▶ _Aim of the exercise_
Read the entries below and pull out each line with the string "Riverside".

--- Input for this task ---

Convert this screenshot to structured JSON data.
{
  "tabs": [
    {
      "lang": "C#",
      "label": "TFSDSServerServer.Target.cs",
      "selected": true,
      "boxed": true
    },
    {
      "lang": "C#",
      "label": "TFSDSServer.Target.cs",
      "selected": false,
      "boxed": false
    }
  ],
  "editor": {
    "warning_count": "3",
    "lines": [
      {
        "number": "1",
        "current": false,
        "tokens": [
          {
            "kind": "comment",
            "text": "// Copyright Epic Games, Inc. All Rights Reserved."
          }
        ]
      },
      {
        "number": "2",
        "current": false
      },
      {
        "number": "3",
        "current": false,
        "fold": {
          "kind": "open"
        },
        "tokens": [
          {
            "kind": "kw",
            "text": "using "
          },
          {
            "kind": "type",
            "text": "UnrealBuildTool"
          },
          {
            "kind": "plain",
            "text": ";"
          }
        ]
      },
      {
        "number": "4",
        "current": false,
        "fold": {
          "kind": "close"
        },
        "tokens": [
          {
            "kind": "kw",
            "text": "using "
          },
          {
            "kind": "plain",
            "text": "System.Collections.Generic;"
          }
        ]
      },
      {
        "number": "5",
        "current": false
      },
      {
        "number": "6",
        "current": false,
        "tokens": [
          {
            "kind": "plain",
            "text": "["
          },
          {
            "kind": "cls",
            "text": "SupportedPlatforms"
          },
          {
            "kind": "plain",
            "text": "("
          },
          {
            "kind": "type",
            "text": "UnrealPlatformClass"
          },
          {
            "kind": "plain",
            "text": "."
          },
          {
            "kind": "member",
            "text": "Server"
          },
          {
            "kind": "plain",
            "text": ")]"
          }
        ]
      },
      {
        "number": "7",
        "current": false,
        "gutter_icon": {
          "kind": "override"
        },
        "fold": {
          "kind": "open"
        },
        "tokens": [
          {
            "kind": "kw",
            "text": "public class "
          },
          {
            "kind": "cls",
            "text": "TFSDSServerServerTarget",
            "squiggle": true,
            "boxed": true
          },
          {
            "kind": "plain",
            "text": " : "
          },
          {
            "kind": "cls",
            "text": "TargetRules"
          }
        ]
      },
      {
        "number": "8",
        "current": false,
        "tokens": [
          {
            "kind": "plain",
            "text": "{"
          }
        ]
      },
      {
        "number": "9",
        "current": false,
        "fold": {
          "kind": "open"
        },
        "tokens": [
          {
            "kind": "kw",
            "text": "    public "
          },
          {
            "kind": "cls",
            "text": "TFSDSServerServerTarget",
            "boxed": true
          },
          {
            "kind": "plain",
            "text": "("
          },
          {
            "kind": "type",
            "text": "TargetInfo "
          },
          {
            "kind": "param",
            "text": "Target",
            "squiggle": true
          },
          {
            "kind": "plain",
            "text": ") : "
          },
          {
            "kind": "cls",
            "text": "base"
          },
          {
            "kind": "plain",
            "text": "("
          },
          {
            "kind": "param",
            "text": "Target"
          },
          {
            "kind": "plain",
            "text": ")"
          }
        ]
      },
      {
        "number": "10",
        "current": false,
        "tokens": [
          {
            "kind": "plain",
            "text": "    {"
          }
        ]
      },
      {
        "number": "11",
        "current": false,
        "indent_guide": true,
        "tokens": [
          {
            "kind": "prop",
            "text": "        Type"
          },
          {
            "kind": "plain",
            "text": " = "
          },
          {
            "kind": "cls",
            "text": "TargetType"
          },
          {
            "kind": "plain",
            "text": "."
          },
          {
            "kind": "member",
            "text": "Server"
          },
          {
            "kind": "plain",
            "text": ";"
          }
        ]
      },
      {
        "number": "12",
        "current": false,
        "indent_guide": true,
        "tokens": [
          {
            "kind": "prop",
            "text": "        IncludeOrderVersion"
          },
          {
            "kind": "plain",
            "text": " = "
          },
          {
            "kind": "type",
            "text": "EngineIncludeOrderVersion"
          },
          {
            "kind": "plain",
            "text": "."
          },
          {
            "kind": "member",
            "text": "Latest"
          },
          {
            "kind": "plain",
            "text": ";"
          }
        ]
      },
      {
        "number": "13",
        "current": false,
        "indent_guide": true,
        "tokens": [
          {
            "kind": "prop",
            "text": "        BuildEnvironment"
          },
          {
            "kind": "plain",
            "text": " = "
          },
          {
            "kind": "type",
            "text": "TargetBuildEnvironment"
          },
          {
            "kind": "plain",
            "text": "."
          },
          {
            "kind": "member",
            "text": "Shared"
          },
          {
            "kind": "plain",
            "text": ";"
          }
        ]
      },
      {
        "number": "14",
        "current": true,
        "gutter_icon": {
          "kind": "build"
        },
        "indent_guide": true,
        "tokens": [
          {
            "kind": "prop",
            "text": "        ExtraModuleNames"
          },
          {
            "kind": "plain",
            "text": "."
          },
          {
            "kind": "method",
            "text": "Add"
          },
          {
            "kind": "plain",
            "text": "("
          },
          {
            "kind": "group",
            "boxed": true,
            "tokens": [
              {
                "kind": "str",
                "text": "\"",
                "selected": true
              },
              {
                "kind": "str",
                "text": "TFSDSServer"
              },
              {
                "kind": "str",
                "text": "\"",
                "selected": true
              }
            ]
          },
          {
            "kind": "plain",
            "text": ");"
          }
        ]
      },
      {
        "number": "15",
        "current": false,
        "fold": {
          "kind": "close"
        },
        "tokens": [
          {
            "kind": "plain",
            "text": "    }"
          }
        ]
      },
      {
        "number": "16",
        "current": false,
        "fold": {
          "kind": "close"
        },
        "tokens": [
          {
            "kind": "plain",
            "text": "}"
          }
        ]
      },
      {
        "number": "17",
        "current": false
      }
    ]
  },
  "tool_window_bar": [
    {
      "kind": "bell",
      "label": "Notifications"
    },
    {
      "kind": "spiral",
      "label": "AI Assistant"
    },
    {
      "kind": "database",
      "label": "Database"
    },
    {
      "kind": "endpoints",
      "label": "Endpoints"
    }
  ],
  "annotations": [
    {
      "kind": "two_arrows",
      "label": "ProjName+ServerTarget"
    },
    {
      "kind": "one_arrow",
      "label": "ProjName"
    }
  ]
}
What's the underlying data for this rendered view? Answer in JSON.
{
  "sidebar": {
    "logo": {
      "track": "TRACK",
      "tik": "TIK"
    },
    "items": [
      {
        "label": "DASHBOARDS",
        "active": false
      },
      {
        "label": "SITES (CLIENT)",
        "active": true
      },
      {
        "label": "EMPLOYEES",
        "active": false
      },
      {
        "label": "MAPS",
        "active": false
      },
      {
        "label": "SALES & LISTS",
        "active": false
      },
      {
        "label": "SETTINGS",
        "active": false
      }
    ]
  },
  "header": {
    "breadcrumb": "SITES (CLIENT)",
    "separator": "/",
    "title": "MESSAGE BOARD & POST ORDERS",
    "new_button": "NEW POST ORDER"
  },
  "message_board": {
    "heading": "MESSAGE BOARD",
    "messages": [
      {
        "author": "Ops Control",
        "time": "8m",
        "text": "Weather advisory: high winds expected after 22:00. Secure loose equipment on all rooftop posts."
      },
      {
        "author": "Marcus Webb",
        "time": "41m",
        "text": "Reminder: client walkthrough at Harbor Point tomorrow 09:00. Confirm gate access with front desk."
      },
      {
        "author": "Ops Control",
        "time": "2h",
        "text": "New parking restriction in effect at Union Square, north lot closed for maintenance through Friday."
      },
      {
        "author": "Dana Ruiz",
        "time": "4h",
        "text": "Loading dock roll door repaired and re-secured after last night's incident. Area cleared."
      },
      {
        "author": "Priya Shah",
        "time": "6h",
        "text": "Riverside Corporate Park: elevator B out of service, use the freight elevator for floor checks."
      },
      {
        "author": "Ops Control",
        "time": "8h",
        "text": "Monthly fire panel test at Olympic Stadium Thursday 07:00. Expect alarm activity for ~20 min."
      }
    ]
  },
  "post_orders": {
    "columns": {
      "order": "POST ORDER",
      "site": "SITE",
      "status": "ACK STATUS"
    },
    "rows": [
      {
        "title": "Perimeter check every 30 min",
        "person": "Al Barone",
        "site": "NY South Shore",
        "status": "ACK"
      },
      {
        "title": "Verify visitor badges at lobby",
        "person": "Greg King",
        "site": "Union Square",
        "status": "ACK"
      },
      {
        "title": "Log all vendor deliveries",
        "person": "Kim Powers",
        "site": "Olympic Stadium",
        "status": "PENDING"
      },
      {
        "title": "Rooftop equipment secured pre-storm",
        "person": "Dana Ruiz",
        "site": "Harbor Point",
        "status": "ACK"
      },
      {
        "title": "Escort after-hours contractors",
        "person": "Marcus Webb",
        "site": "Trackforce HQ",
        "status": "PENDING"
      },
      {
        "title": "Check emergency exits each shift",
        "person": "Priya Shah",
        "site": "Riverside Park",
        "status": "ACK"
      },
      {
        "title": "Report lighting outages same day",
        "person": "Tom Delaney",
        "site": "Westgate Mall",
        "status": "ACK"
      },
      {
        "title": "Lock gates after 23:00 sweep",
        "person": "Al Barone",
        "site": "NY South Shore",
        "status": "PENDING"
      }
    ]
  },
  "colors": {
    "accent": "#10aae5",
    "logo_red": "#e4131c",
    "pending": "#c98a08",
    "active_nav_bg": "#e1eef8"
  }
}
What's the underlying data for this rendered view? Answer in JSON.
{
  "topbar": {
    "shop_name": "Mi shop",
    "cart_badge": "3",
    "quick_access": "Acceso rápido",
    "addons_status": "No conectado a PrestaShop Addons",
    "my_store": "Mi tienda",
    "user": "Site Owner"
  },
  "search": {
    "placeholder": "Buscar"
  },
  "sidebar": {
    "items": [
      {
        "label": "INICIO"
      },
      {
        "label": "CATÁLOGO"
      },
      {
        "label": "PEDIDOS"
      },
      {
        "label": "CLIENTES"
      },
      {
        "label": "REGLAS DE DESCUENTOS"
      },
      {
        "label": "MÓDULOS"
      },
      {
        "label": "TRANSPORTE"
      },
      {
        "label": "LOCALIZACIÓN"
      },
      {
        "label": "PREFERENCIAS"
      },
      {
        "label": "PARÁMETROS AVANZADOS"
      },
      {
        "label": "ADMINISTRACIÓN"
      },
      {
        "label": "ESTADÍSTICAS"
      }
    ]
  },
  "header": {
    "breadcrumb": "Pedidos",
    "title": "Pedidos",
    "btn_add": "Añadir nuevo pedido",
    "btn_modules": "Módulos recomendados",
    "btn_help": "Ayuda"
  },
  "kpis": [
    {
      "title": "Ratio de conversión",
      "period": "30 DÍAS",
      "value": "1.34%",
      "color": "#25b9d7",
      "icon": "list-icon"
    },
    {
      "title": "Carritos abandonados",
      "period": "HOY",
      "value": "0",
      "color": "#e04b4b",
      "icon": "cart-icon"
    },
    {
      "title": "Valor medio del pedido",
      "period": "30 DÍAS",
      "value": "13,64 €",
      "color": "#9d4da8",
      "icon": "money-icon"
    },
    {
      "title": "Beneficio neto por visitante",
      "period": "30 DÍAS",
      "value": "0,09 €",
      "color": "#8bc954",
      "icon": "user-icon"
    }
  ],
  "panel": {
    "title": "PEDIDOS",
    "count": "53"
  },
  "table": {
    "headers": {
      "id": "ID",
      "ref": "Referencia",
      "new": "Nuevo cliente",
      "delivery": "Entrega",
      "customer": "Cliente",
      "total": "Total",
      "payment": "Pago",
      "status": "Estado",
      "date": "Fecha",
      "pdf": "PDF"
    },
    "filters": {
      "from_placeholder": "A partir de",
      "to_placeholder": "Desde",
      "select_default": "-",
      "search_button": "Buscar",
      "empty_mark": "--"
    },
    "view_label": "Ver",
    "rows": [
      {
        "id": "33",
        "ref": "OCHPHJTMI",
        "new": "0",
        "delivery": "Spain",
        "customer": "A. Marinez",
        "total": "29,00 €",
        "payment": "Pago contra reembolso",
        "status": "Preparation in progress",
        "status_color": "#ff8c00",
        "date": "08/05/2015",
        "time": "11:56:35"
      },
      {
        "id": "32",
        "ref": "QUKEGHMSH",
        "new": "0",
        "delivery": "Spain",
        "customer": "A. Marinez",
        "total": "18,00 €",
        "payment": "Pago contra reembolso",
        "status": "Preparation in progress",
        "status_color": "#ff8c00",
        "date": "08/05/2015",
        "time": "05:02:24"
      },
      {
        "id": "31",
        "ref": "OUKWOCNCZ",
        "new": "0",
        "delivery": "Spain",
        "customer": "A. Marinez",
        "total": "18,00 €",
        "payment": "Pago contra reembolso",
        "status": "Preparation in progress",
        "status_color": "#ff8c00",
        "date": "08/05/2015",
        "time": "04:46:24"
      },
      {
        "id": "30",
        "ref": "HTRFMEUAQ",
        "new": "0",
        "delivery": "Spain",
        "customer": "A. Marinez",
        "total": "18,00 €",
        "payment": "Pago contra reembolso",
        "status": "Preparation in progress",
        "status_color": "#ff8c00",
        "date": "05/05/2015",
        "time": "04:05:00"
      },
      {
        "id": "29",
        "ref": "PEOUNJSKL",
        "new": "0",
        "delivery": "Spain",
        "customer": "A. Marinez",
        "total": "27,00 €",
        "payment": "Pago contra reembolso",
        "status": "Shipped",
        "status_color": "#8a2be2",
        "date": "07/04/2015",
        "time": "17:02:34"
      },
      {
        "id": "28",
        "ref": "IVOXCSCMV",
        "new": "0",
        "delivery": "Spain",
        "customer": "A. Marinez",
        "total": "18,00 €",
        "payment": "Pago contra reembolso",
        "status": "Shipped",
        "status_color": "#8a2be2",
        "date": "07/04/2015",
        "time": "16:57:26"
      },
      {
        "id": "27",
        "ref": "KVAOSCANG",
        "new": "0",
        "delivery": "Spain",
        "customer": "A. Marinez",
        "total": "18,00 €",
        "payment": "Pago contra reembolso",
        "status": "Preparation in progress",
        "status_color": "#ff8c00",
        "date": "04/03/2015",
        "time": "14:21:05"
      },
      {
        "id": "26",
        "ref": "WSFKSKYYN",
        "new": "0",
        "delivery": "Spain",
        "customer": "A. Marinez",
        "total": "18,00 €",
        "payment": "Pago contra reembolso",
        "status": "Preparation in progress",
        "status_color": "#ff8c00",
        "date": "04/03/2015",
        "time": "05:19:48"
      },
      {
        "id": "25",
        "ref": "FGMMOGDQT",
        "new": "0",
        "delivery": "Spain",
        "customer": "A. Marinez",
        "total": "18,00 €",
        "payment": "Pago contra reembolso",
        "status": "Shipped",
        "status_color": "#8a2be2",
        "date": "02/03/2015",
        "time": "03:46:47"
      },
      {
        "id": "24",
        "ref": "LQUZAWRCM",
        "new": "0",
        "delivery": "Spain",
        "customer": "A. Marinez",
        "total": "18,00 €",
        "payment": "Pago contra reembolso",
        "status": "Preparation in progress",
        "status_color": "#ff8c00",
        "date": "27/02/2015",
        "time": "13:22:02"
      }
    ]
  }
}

---

▶ _Correct response_
        "text": "Riverside Corporate Park: elevator B out of service, use the freight elevator for floor checks."
        "site": "Riverside Park",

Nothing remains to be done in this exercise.